:: Exercise aim ::
Pictures stay out of your copy, but everything else in the records below must be repeated exactly.

:: Material provided ::
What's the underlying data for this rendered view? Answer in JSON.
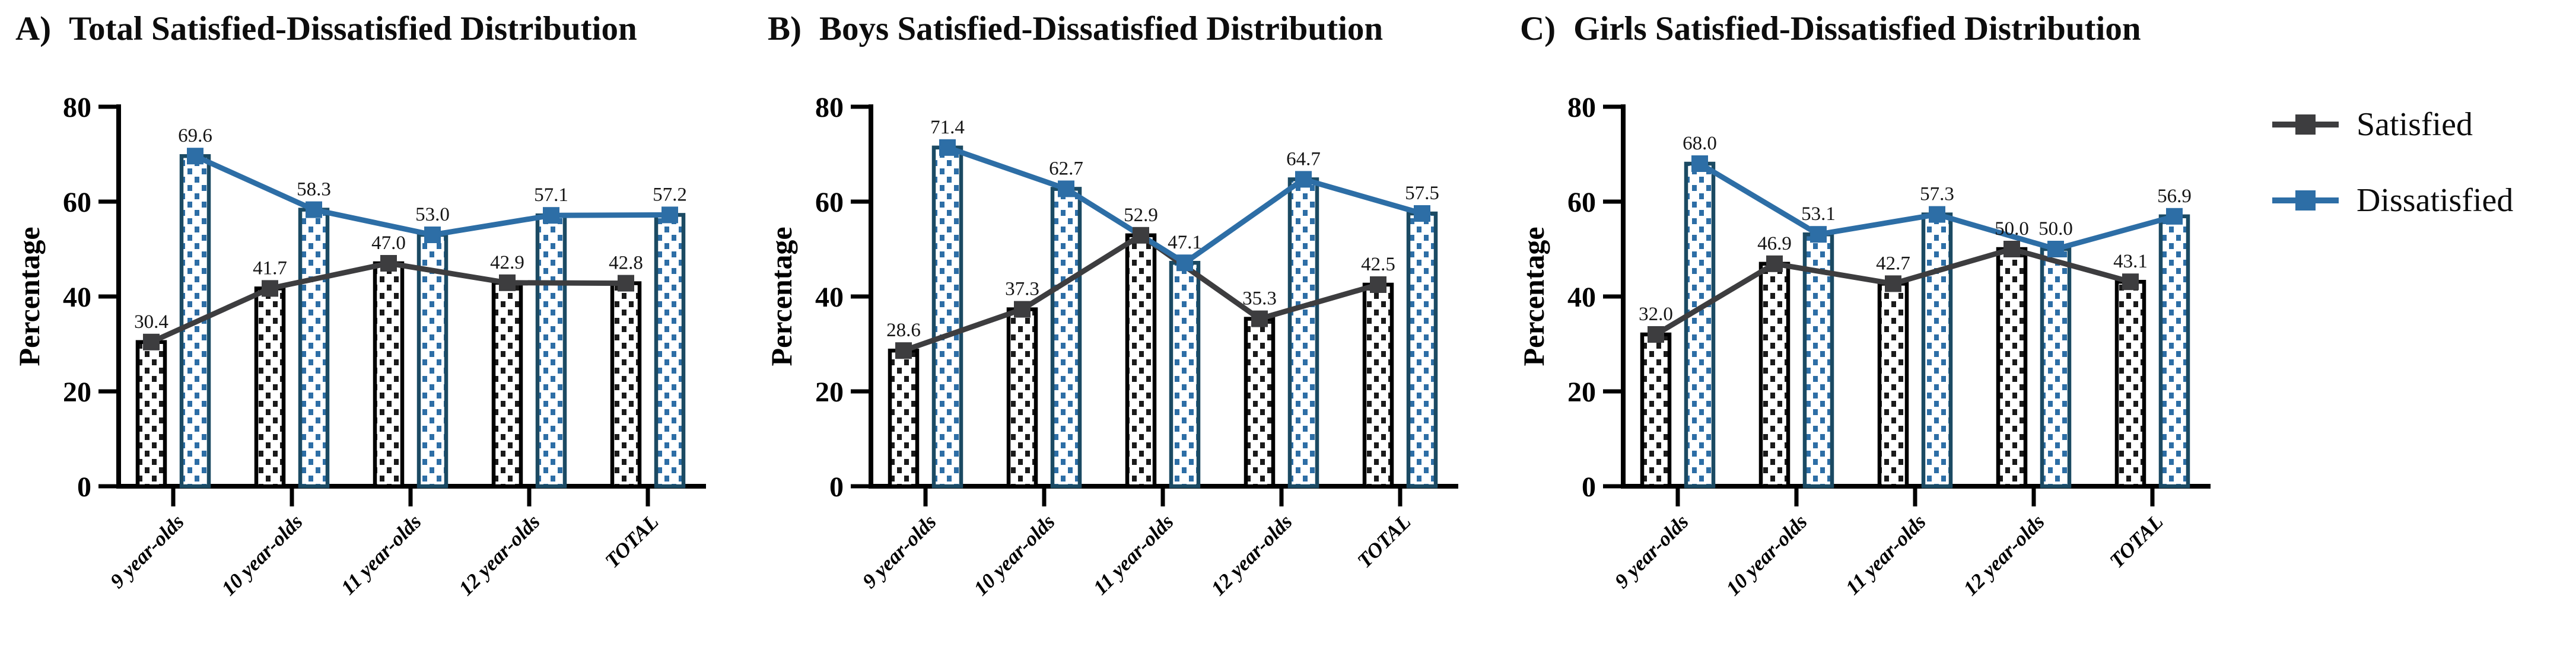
{
  "figure": {
    "ylabel": "Percentage",
    "yticks": [
      0,
      20,
      40,
      60,
      80
    ],
    "ylim": [
      0,
      80
    ],
    "categories": [
      "9 year-olds",
      "10 year-olds",
      "11 year-olds",
      "12 year-olds",
      "TOTAL"
    ],
    "legend": {
      "items": [
        {
          "label": "Satisfied",
          "color": "#3d3d3f"
        },
        {
          "label": "Dissatisfied",
          "color": "#2d6ea6"
        }
      ]
    }
  },
  "colors": {
    "satisfied_line": "#3d3d3f",
    "satisfied_bar_outline": "#000000",
    "satisfied_dots": "#1a1a1a",
    "dissatisfied_line": "#2d6ea6",
    "dissatisfied_bar_outline": "#1b4a63",
    "dissatisfied_dots": "#2d6ea6",
    "axis": "#000000",
    "value_label": "#141414",
    "bar_fill": "#ffffff"
  },
  "chart_data": [
    {
      "type": "bar",
      "panel_label": "A)",
      "title": "Total Satisfied-Dissatisfied Distribution",
      "categories": [
        "9 year-olds",
        "10 year-olds",
        "11 year-olds",
        "12 year-olds",
        "TOTAL"
      ],
      "series": [
        {
          "name": "Satisfied",
          "values": [
            30.4,
            41.7,
            47.0,
            42.9,
            42.8
          ]
        },
        {
          "name": "Dissatisfied",
          "values": [
            69.6,
            58.3,
            53.0,
            57.1,
            57.2
          ]
        }
      ],
      "xlabel": "",
      "ylabel": "Percentage",
      "ylim": [
        0,
        80
      ],
      "grid": false,
      "legend_position": "right-of-figure"
    },
    {
      "type": "bar",
      "panel_label": "B)",
      "title": "Boys Satisfied-Dissatisfied Distribution",
      "categories": [
        "9 year-olds",
        "10 year-olds",
        "11 year-olds",
        "12 year-olds",
        "TOTAL"
      ],
      "series": [
        {
          "name": "Satisfied",
          "values": [
            28.6,
            37.3,
            52.9,
            35.3,
            42.5
          ]
        },
        {
          "name": "Dissatisfied",
          "values": [
            71.4,
            62.7,
            47.1,
            64.7,
            57.5
          ]
        }
      ],
      "xlabel": "",
      "ylabel": "Percentage",
      "ylim": [
        0,
        80
      ],
      "grid": false,
      "legend_position": "right-of-figure"
    },
    {
      "type": "bar",
      "panel_label": "C)",
      "title": "Girls Satisfied-Dissatisfied Distribution",
      "categories": [
        "9 year-olds",
        "10 year-olds",
        "11 year-olds",
        "12 year-olds",
        "TOTAL"
      ],
      "series": [
        {
          "name": "Satisfied",
          "values": [
            32.0,
            46.9,
            42.7,
            50.0,
            43.1
          ]
        },
        {
          "name": "Dissatisfied",
          "values": [
            68.0,
            53.1,
            57.3,
            50.0,
            56.9
          ]
        }
      ],
      "xlabel": "",
      "ylabel": "Percentage",
      "ylim": [
        0,
        80
      ],
      "grid": false,
      "legend_position": "right-of-figure"
    }
  ]
}
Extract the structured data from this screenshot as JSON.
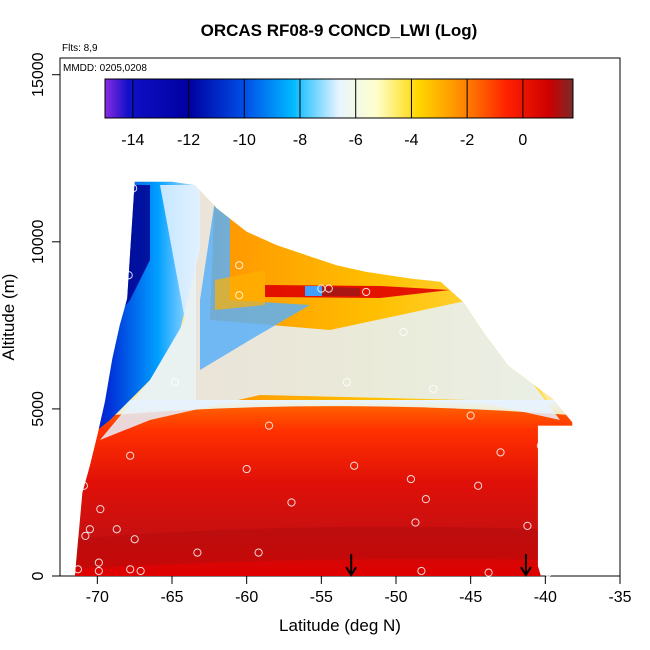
{
  "chart_data": {
    "type": "heatmap",
    "title": "ORCAS RF08-9 CONCD_LWI (Log)",
    "flights_label": "Flts: 8,9",
    "dates_label": "MMDD: 0205,0208",
    "xlabel": "Latitude (deg N)",
    "ylabel": "Altitude (m)",
    "xlim": [
      -72.5,
      -35
    ],
    "ylim": [
      0,
      15500
    ],
    "x_ticks": [
      -70,
      -65,
      -60,
      -55,
      -50,
      -45,
      -40,
      -35
    ],
    "y_ticks": [
      0,
      5000,
      10000,
      15000
    ],
    "colorbar": {
      "range": [
        -15,
        1.8
      ],
      "ticks": [
        -14,
        -12,
        -10,
        -8,
        -6,
        -4,
        -2,
        0
      ],
      "colors": [
        "#8a2be2",
        "#1010c8",
        "#0000a0",
        "#0050e8",
        "#00b8ff",
        "#e8f4ff",
        "#ffffcc",
        "#ffd700",
        "#ff8c00",
        "#ff2000",
        "#cc0000",
        "#7a2a2a"
      ]
    },
    "arrows_latitude": [
      -53,
      -41.3
    ],
    "domain_top_altitude": [
      [
        -71.5,
        0
      ],
      [
        -71.3,
        1000
      ],
      [
        -71.0,
        2500
      ],
      [
        -70.5,
        3300
      ],
      [
        -70.0,
        4200
      ],
      [
        -69.5,
        5200
      ],
      [
        -69.0,
        6500
      ],
      [
        -68.5,
        7500
      ],
      [
        -68.0,
        8300
      ],
      [
        -67.5,
        11800
      ],
      [
        -65.0,
        11800
      ],
      [
        -63.5,
        11700
      ],
      [
        -62.0,
        11000
      ],
      [
        -60.0,
        10300
      ],
      [
        -58.0,
        9900
      ],
      [
        -56.0,
        9600
      ],
      [
        -54.0,
        9300
      ],
      [
        -52.0,
        9100
      ],
      [
        -49.0,
        8900
      ],
      [
        -47.0,
        8800
      ],
      [
        -45.5,
        8200
      ],
      [
        -44.0,
        7200
      ],
      [
        -42.5,
        6300
      ],
      [
        -41.0,
        5800
      ],
      [
        -39.5,
        5300
      ],
      [
        -38.2,
        4600
      ],
      [
        -38.2,
        4500
      ],
      [
        -40.5,
        4500
      ],
      [
        -40.5,
        300
      ],
      [
        -40.3,
        0
      ]
    ],
    "sample_points": [
      [
        -67.6,
        11600
      ],
      [
        -67.9,
        9000
      ],
      [
        -69.9,
        7000
      ],
      [
        -64.8,
        5800
      ],
      [
        -60.5,
        9300
      ],
      [
        -60.5,
        8400
      ],
      [
        -55.0,
        8600
      ],
      [
        -54.5,
        8600
      ],
      [
        -52.0,
        8500
      ],
      [
        -53.3,
        5800
      ],
      [
        -49.5,
        7300
      ],
      [
        -47.5,
        5600
      ],
      [
        -45.0,
        4800
      ],
      [
        -58.5,
        4500
      ],
      [
        -67.8,
        3600
      ],
      [
        -60.0,
        3200
      ],
      [
        -57.0,
        2200
      ],
      [
        -52.8,
        3300
      ],
      [
        -49.0,
        2900
      ],
      [
        -48.0,
        2300
      ],
      [
        -44.5,
        2700
      ],
      [
        -43.0,
        3700
      ],
      [
        -40.3,
        3900
      ],
      [
        -40.0,
        2700
      ],
      [
        -70.9,
        2700
      ],
      [
        -69.8,
        2000
      ],
      [
        -70.5,
        1400
      ],
      [
        -70.8,
        1200
      ],
      [
        -68.7,
        1400
      ],
      [
        -67.5,
        1100
      ],
      [
        -69.9,
        400
      ],
      [
        -71.3,
        200
      ],
      [
        -69.9,
        150
      ],
      [
        -67.8,
        200
      ],
      [
        -67.1,
        150
      ],
      [
        -63.3,
        700
      ],
      [
        -59.2,
        700
      ],
      [
        -48.7,
        1600
      ],
      [
        -41.2,
        1500
      ],
      [
        -48.3,
        150
      ],
      [
        -43.8,
        100
      ],
      [
        -39.8,
        100
      ]
    ]
  }
}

:: Exercise response ::
What's the underlying data for this rendered view? Answer in JSON.
{
  "figure": {
    "ylabel": "Percentage",
    "yticks": [
      0,
      20,
      40,
      60,
      80
    ],
    "ylim": [
      0,
      80
    ],
    "categories": [
      "9 year-olds",
      "10 year-olds",
      "11 year-olds",
      "12 year-olds",
      "TOTAL"
    ],
    "legend": {
      "items": [
        {
          "label": "Satisfied",
          "color": "#3d3d3f"
        },
        {
          "label": "Dissatisfied",
          "color": "#2d6ea6"
        }
      ]
    }
  },
  "colors": {
    "satisfied_line": "#3d3d3f",
    "satisfied_bar_outline": "#000000",
    "satisfied_dots": "#1a1a1a",
    "dissatisfied_line": "#2d6ea6",
    "dissatisfied_bar_outline": "#1b4a63",
    "dissatisfied_dots": "#2d6ea6",
    "axis": "#000000",
    "value_label": "#141414",
    "bar_fill": "#ffffff"
  },
  "chart_data": [
    {
      "type": "bar",
      "panel_label": "A)",
      "title": "Total Satisfied-Dissatisfied Distribution",
      "categories": [
        "9 year-olds",
        "10 year-olds",
        "11 year-olds",
        "12 year-olds",
        "TOTAL"
      ],
      "series": [
        {
          "name": "Satisfied",
          "values": [
            30.4,
            41.7,
            47.0,
            42.9,
            42.8
          ]
        },
        {
          "name": "Dissatisfied",
          "values": [
            69.6,
            58.3,
            53.0,
            57.1,
            57.2
          ]
        }
      ],
      "xlabel": "",
      "ylabel": "Percentage",
      "ylim": [
        0,
        80
      ],
      "grid": false,
      "legend_position": "right-of-figure"
    },
    {
      "type": "bar",
      "panel_label": "B)",
      "title": "Boys Satisfied-Dissatisfied Distribution",
      "categories": [
        "9 year-olds",
        "10 year-olds",
        "11 year-olds",
        "12 year-olds",
        "TOTAL"
      ],
      "series": [
        {
          "name": "Satisfied",
          "values": [
            28.6,
            37.3,
            52.9,
            35.3,
            42.5
          ]
        },
        {
          "name": "Dissatisfied",
          "values": [
            71.4,
            62.7,
            47.1,
            64.7,
            57.5
          ]
        }
      ],
      "xlabel": "",
      "ylabel": "Percentage",
      "ylim": [
        0,
        80
      ],
      "grid": false,
      "legend_position": "right-of-figure"
    },
    {
      "type": "bar",
      "panel_label": "C)",
      "title": "Girls Satisfied-Dissatisfied Distribution",
      "categories": [
        "9 year-olds",
        "10 year-olds",
        "11 year-olds",
        "12 year-olds",
        "TOTAL"
      ],
      "series": [
        {
          "name": "Satisfied",
          "values": [
            32.0,
            46.9,
            42.7,
            50.0,
            43.1
          ]
        },
        {
          "name": "Dissatisfied",
          "values": [
            68.0,
            53.1,
            57.3,
            50.0,
            56.9
          ]
        }
      ],
      "xlabel": "",
      "ylabel": "Percentage",
      "ylim": [
        0,
        80
      ],
      "grid": false,
      "legend_position": "right-of-figure"
    }
  ]
}
Extract the structured data from this screenshot as JSON.
{
  "chart_data": {
    "type": "heatmap",
    "title": "ORCAS RF08-9 CONCD_LWI (Log)",
    "flights_label": "Flts: 8,9",
    "dates_label": "MMDD: 0205,0208",
    "xlabel": "Latitude (deg N)",
    "ylabel": "Altitude (m)",
    "xlim": [
      -72.5,
      -35
    ],
    "ylim": [
      0,
      15500
    ],
    "x_ticks": [
      -70,
      -65,
      -60,
      -55,
      -50,
      -45,
      -40,
      -35
    ],
    "y_ticks": [
      0,
      5000,
      10000,
      15000
    ],
    "colorbar": {
      "range": [
        -15,
        1.8
      ],
      "ticks": [
        -14,
        -12,
        -10,
        -8,
        -6,
        -4,
        -2,
        0
      ],
      "colors": [
        "#8a2be2",
        "#1010c8",
        "#0000a0",
        "#0050e8",
        "#00b8ff",
        "#e8f4ff",
        "#ffffcc",
        "#ffd700",
        "#ff8c00",
        "#ff2000",
        "#cc0000",
        "#7a2a2a"
      ]
    },
    "arrows_latitude": [
      -53,
      -41.3
    ],
    "domain_top_altitude": [
      [
        -71.5,
        0
      ],
      [
        -71.3,
        1000
      ],
      [
        -71.0,
        2500
      ],
      [
        -70.5,
        3300
      ],
      [
        -70.0,
        4200
      ],
      [
        -69.5,
        5200
      ],
      [
        -69.0,
        6500
      ],
      [
        -68.5,
        7500
      ],
      [
        -68.0,
        8300
      ],
      [
        -67.5,
        11800
      ],
      [
        -65.0,
        11800
      ],
      [
        -63.5,
        11700
      ],
      [
        -62.0,
        11000
      ],
      [
        -60.0,
        10300
      ],
      [
        -58.0,
        9900
      ],
      [
        -56.0,
        9600
      ],
      [
        -54.0,
        9300
      ],
      [
        -52.0,
        9100
      ],
      [
        -49.0,
        8900
      ],
      [
        -47.0,
        8800
      ],
      [
        -45.5,
        8200
      ],
      [
        -44.0,
        7200
      ],
      [
        -42.5,
        6300
      ],
      [
        -41.0,
        5800
      ],
      [
        -39.5,
        5300
      ],
      [
        -38.2,
        4600
      ],
      [
        -38.2,
        4500
      ],
      [
        -40.5,
        4500
      ],
      [
        -40.5,
        300
      ],
      [
        -40.3,
        0
      ]
    ],
    "sample_points": [
      [
        -67.6,
        11600
      ],
      [
        -67.9,
        9000
      ],
      [
        -69.9,
        7000
      ],
      [
        -64.8,
        5800
      ],
      [
        -60.5,
        9300
      ],
      [
        -60.5,
        8400
      ],
      [
        -55.0,
        8600
      ],
      [
        -54.5,
        8600
      ],
      [
        -52.0,
        8500
      ],
      [
        -53.3,
        5800
      ],
      [
        -49.5,
        7300
      ],
      [
        -47.5,
        5600
      ],
      [
        -45.0,
        4800
      ],
      [
        -58.5,
        4500
      ],
      [
        -67.8,
        3600
      ],
      [
        -60.0,
        3200
      ],
      [
        -57.0,
        2200
      ],
      [
        -52.8,
        3300
      ],
      [
        -49.0,
        2900
      ],
      [
        -48.0,
        2300
      ],
      [
        -44.5,
        2700
      ],
      [
        -43.0,
        3700
      ],
      [
        -40.3,
        3900
      ],
      [
        -40.0,
        2700
      ],
      [
        -70.9,
        2700
      ],
      [
        -69.8,
        2000
      ],
      [
        -70.5,
        1400
      ],
      [
        -70.8,
        1200
      ],
      [
        -68.7,
        1400
      ],
      [
        -67.5,
        1100
      ],
      [
        -69.9,
        400
      ],
      [
        -71.3,
        200
      ],
      [
        -69.9,
        150
      ],
      [
        -67.8,
        200
      ],
      [
        -67.1,
        150
      ],
      [
        -63.3,
        700
      ],
      [
        -59.2,
        700
      ],
      [
        -48.7,
        1600
      ],
      [
        -41.2,
        1500
      ],
      [
        -48.3,
        150
      ],
      [
        -43.8,
        100
      ],
      [
        -39.8,
        100
      ]
    ]
  }
}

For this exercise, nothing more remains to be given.